Stored items:
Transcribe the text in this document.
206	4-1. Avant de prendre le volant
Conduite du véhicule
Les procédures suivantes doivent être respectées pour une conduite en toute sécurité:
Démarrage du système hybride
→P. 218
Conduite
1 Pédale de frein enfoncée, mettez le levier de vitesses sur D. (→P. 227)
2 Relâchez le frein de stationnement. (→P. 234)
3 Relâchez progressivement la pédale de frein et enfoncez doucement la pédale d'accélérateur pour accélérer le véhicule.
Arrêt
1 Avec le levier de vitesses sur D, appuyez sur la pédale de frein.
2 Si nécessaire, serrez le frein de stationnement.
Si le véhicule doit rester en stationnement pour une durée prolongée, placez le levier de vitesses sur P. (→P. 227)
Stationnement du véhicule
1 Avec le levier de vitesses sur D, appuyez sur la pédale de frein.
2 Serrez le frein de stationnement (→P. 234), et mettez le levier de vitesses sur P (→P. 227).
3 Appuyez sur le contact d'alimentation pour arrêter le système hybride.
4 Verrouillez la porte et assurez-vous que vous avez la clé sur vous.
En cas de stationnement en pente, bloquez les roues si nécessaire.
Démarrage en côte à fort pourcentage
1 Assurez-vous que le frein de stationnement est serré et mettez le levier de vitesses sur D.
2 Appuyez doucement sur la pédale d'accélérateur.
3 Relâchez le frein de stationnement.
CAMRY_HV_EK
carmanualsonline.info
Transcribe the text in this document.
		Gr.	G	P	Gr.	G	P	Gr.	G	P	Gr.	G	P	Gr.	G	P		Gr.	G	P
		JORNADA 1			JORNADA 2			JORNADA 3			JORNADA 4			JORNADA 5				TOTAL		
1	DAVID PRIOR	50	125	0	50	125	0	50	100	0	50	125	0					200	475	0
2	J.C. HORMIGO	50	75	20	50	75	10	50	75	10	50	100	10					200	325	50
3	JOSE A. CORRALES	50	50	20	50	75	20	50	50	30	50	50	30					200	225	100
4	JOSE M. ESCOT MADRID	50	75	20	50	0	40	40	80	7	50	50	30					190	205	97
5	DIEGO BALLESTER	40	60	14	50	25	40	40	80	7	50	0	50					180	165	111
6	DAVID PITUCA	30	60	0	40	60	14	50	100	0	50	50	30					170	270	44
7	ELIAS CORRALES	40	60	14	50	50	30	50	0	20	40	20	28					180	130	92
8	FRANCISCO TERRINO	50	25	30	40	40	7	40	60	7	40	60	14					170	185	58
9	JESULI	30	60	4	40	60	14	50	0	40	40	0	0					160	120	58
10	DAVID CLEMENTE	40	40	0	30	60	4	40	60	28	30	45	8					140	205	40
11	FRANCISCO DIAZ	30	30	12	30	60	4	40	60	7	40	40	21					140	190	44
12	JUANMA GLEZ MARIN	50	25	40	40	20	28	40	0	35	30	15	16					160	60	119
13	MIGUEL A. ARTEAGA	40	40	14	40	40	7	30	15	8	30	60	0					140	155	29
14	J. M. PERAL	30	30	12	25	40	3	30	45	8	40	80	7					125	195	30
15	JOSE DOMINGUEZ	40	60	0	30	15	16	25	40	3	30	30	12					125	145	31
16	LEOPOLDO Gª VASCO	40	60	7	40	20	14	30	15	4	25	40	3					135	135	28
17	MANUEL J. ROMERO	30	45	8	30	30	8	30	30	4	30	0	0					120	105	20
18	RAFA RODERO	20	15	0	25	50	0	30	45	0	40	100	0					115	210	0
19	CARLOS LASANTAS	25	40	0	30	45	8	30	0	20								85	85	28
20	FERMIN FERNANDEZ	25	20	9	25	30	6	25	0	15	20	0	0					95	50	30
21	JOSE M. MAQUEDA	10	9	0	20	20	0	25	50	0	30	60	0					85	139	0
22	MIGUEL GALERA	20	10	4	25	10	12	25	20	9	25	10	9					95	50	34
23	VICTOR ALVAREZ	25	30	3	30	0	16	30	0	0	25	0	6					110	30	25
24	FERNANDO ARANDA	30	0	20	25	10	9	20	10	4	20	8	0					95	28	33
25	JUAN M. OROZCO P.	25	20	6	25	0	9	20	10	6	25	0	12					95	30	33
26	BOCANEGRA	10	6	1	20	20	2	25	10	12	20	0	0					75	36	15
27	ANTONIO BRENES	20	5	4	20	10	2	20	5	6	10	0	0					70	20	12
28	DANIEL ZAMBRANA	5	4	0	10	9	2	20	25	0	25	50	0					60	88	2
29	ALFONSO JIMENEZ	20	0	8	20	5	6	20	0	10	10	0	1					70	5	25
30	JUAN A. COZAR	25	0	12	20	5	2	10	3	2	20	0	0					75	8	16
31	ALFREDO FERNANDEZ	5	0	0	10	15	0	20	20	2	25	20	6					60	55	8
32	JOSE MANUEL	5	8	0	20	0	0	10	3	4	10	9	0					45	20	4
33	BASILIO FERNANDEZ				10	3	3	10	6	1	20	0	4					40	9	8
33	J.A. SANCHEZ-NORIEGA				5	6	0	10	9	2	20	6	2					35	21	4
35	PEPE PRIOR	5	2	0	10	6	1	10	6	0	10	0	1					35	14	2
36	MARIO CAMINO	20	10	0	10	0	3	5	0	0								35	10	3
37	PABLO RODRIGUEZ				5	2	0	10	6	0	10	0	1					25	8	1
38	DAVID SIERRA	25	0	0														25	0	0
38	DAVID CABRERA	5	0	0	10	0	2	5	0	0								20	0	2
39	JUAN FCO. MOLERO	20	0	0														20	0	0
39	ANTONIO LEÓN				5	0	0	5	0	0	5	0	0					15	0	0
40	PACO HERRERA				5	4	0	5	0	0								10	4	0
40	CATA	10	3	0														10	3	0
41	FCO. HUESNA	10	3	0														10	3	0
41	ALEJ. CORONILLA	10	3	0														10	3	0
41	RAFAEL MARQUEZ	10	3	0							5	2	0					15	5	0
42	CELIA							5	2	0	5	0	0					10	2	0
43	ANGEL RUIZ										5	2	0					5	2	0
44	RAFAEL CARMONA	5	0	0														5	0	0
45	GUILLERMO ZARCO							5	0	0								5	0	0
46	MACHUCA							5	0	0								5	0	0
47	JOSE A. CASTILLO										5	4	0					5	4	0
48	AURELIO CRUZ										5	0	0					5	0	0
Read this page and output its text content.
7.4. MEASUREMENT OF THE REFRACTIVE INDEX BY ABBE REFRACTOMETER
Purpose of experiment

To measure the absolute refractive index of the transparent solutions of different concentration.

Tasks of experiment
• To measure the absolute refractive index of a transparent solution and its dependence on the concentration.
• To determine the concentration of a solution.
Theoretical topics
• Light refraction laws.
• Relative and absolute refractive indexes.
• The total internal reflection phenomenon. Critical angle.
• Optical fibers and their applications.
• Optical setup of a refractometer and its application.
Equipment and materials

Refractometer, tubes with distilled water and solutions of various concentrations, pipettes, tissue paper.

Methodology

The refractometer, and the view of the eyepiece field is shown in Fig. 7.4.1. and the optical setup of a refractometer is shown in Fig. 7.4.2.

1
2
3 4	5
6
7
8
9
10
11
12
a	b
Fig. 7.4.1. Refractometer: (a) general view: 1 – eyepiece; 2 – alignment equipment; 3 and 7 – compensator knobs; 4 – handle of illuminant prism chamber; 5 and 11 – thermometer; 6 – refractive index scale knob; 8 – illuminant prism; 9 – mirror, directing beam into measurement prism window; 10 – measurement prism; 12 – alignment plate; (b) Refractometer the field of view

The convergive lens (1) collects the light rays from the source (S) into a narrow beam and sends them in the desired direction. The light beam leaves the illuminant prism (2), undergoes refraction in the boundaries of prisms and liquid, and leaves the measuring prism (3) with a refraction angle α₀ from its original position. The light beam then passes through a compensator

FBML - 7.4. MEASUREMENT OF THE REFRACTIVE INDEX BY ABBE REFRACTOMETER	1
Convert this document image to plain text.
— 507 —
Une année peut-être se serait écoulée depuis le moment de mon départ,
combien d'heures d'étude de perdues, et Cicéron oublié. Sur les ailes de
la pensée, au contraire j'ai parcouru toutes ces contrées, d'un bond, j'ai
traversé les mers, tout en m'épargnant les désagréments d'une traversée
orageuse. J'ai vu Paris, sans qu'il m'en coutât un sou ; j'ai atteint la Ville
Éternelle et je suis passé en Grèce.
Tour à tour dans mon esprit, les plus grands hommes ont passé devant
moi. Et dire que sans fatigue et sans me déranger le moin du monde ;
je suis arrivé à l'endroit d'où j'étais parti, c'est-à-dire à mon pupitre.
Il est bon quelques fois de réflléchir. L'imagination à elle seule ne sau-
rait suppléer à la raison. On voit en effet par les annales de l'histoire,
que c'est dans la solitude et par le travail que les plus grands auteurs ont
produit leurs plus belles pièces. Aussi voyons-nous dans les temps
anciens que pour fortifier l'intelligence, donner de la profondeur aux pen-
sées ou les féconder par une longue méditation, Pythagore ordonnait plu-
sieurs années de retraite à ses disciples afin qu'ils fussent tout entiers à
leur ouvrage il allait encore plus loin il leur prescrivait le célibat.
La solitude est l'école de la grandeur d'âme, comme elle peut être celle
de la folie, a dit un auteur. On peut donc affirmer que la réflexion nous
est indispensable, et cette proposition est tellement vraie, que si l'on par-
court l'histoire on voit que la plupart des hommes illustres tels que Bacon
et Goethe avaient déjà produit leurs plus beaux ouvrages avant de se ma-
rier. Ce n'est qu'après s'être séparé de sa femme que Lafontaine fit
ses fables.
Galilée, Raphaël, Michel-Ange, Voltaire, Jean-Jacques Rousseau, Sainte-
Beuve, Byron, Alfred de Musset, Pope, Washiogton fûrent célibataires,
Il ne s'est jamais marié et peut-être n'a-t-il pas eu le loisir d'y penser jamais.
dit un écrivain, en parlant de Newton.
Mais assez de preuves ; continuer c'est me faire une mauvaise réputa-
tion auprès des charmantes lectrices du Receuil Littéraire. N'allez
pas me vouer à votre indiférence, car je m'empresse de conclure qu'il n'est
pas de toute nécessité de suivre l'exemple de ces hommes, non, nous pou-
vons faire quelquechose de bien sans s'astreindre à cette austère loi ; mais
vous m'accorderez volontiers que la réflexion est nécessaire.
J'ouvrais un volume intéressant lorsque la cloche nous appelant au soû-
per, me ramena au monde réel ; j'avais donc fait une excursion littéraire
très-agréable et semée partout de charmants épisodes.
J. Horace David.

▶ [Written instruction]: Gather up every line from the listing above in which the word "transparent" occurs.

▶ [Problem solution]:
To measure the absolute refractive index of the transparent solutions of different concentration.
• To measure the absolute refractive index of a transparent solution and its dependence on the concentration.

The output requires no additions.